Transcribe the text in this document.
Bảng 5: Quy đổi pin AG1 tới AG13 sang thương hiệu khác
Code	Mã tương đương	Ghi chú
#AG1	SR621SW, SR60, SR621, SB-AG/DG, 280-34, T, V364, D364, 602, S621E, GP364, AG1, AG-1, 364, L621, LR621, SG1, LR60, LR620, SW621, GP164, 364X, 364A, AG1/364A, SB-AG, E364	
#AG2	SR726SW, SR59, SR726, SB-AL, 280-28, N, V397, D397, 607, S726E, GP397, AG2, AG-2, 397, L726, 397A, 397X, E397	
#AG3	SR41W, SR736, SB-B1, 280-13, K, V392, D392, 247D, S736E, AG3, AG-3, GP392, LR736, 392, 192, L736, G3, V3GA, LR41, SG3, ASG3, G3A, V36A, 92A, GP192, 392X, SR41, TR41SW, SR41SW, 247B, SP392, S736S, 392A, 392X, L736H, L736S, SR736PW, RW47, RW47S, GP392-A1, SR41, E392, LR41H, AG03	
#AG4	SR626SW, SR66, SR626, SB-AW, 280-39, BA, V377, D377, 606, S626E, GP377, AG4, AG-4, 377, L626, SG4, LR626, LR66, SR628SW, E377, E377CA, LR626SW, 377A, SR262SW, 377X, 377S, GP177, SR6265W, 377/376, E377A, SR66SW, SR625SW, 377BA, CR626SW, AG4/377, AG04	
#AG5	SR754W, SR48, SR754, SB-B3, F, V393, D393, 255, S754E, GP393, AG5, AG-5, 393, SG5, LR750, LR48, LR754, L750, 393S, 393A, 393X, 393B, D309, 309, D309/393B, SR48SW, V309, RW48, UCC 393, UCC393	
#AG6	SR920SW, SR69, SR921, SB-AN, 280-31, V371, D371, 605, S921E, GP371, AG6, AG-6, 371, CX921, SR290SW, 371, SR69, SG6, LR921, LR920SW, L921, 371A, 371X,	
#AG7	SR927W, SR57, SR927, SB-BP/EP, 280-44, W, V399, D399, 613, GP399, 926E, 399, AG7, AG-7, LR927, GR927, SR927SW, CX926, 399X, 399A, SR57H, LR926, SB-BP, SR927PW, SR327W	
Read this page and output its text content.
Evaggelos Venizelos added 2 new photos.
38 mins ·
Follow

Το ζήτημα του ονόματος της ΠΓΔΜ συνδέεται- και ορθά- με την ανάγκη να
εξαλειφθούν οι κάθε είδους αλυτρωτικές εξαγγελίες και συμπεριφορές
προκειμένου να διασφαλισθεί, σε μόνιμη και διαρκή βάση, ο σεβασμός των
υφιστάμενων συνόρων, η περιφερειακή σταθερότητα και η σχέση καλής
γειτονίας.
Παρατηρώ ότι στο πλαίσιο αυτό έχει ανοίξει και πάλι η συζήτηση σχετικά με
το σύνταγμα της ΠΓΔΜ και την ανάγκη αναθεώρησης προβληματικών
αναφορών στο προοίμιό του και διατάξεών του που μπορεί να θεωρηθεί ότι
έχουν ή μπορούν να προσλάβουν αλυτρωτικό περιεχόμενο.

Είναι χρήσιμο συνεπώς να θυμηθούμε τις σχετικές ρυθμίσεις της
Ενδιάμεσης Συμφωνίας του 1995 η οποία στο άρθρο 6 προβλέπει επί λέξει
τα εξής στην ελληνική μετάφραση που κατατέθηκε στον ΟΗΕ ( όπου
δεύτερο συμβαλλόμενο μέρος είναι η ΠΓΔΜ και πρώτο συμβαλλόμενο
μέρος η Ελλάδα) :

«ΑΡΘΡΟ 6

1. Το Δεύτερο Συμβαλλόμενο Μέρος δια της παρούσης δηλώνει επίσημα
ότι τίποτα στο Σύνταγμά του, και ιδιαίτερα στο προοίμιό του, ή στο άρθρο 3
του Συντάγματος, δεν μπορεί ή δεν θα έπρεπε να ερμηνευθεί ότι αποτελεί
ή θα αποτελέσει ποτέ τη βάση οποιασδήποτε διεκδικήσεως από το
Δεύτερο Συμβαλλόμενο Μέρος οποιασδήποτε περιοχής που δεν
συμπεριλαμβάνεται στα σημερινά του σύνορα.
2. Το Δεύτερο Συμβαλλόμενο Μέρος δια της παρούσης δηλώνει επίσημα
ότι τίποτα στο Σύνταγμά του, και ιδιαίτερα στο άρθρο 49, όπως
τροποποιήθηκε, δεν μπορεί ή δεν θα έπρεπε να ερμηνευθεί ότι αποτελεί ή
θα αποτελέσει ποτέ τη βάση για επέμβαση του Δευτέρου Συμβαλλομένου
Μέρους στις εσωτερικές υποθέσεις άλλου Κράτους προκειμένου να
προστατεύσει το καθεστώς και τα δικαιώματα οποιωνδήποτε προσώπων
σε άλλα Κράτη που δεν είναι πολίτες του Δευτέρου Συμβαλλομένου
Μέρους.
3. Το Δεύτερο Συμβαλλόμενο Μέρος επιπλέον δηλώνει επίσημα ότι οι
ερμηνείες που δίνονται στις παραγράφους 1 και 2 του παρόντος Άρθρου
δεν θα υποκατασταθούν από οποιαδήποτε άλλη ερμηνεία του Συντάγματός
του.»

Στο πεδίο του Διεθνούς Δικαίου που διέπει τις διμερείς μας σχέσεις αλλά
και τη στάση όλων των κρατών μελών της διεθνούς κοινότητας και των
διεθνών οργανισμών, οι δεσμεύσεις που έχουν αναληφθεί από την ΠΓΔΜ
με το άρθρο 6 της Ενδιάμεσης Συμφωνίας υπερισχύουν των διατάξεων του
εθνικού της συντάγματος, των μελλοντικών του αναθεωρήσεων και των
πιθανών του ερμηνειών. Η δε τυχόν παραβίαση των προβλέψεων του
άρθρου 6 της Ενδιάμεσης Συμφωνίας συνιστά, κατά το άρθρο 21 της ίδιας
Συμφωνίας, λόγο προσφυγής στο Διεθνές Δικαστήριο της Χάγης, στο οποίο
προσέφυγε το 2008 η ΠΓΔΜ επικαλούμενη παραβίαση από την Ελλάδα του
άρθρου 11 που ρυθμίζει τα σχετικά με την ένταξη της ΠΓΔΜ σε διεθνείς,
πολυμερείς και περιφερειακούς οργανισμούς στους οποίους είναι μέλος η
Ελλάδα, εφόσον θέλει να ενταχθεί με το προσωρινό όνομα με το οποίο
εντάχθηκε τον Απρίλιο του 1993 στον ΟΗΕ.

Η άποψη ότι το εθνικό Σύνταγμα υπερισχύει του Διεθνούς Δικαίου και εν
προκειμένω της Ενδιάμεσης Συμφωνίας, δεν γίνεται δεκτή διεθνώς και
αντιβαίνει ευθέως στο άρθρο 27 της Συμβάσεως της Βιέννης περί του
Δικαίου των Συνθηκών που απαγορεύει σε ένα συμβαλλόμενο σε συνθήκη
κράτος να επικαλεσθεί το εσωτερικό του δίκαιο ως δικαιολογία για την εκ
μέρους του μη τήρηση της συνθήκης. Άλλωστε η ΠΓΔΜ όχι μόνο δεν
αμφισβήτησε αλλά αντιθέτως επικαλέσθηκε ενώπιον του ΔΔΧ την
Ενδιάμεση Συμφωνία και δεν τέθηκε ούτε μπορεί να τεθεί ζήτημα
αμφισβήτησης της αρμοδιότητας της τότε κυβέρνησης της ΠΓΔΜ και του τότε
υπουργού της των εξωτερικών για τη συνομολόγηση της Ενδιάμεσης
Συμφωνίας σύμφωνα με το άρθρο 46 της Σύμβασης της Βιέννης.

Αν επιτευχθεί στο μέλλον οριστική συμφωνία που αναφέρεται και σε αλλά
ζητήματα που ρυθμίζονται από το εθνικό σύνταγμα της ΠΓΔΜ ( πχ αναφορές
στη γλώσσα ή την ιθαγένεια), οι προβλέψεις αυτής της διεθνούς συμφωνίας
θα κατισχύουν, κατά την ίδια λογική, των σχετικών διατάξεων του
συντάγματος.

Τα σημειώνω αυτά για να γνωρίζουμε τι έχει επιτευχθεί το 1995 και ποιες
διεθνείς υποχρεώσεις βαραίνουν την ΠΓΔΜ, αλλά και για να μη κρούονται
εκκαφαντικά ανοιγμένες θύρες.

☆ ☆ ☆ ☆ ☆ ☆ ☆

Task directions:
From the listing above, copy all lines holding the word "παρούσης".

Solved problem:
1. Το Δεύτερο Συμβαλλόμενο Μέρος δια της παρούσης δηλώνει επίσημα
2. Το Δεύτερο Συμβαλλόμενο Μέρος δια της παρούσης δηλώνει επίσημα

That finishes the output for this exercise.